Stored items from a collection

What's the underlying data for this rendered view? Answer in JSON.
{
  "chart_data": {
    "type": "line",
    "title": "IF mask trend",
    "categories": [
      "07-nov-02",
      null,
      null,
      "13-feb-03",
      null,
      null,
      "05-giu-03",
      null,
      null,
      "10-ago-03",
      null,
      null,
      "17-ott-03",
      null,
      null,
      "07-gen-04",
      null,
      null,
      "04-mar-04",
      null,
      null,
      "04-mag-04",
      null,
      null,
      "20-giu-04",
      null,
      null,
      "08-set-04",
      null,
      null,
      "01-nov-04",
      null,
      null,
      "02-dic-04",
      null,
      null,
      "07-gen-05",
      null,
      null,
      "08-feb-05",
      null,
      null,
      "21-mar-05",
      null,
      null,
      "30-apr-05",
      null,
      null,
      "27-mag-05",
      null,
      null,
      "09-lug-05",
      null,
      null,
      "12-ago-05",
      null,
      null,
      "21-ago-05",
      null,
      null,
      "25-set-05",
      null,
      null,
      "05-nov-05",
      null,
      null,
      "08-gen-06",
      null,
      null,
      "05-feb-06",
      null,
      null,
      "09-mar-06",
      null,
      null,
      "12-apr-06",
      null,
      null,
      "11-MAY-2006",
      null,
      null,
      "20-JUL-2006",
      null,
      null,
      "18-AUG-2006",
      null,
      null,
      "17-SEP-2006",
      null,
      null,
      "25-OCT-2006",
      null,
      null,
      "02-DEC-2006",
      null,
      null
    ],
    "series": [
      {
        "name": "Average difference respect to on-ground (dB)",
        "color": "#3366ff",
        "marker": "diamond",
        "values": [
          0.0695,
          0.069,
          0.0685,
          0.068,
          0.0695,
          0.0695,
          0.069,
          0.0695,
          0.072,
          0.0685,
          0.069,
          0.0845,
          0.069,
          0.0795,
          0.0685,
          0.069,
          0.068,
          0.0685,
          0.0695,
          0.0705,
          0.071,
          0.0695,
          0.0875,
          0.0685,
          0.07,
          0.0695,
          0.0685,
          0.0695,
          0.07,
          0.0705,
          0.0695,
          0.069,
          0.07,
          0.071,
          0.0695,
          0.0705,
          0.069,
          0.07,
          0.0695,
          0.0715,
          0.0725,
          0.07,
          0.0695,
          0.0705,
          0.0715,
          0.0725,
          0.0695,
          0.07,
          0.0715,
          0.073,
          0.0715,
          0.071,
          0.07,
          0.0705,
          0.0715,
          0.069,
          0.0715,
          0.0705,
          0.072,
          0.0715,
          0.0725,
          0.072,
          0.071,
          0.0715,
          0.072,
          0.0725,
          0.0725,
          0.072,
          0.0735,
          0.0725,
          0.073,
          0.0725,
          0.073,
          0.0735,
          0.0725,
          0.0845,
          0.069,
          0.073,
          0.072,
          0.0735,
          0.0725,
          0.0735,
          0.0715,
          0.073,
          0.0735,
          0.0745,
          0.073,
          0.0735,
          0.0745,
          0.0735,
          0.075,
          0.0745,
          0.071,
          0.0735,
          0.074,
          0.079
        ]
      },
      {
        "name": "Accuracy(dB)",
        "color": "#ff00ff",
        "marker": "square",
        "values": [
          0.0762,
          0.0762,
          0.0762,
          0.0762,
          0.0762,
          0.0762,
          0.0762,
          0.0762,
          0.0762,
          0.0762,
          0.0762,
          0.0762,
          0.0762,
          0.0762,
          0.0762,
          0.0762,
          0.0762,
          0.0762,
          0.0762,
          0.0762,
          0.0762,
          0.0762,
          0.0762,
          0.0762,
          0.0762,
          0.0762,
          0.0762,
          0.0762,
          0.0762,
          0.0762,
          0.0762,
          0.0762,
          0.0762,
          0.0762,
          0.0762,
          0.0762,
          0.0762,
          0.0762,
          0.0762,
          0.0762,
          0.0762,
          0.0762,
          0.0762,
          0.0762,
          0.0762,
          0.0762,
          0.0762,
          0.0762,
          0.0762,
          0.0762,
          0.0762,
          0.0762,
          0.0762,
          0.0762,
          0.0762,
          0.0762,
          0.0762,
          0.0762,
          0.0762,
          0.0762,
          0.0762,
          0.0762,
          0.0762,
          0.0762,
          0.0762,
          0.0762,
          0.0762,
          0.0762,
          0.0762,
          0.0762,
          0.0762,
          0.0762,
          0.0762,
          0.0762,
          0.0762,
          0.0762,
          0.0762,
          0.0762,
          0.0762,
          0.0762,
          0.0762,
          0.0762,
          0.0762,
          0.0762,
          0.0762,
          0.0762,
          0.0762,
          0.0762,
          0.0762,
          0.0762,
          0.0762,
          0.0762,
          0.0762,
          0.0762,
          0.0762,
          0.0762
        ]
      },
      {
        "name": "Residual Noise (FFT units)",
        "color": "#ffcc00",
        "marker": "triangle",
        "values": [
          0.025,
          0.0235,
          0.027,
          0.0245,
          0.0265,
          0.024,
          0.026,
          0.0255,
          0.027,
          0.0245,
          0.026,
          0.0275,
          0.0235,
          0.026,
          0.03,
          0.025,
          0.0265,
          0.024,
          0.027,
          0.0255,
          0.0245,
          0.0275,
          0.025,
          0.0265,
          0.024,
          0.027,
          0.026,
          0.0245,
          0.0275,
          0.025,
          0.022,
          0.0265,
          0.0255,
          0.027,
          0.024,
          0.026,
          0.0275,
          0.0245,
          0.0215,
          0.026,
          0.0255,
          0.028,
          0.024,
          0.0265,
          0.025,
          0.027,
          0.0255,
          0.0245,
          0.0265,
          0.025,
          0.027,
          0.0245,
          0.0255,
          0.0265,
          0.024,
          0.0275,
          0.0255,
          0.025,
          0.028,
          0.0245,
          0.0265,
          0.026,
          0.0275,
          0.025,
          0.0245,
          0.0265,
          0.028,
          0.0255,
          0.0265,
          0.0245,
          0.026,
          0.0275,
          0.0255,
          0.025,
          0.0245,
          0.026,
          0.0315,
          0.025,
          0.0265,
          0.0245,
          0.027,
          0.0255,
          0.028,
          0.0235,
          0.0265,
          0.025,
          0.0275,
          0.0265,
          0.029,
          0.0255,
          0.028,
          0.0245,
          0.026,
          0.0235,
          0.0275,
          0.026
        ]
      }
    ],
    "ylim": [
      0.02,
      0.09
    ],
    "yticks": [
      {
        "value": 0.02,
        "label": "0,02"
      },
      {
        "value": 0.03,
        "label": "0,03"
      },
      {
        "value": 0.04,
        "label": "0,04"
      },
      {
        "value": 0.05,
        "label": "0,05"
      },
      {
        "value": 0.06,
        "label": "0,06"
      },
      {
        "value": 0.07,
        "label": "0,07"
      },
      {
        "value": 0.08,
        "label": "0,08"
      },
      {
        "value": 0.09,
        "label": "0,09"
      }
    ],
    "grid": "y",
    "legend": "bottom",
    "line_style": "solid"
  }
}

**WHAT THE TASK ASKS**:
In the entries above, find each line with the word "label" and show it.

**FULL SOLUTION**:
        "label": "0,02"
        "label": "0,03"
        "label": "0,04"
        "label": "0,05"
        "label": "0,06"
        "label": "0,07"
        "label": "0,08"
        "label": "0,09"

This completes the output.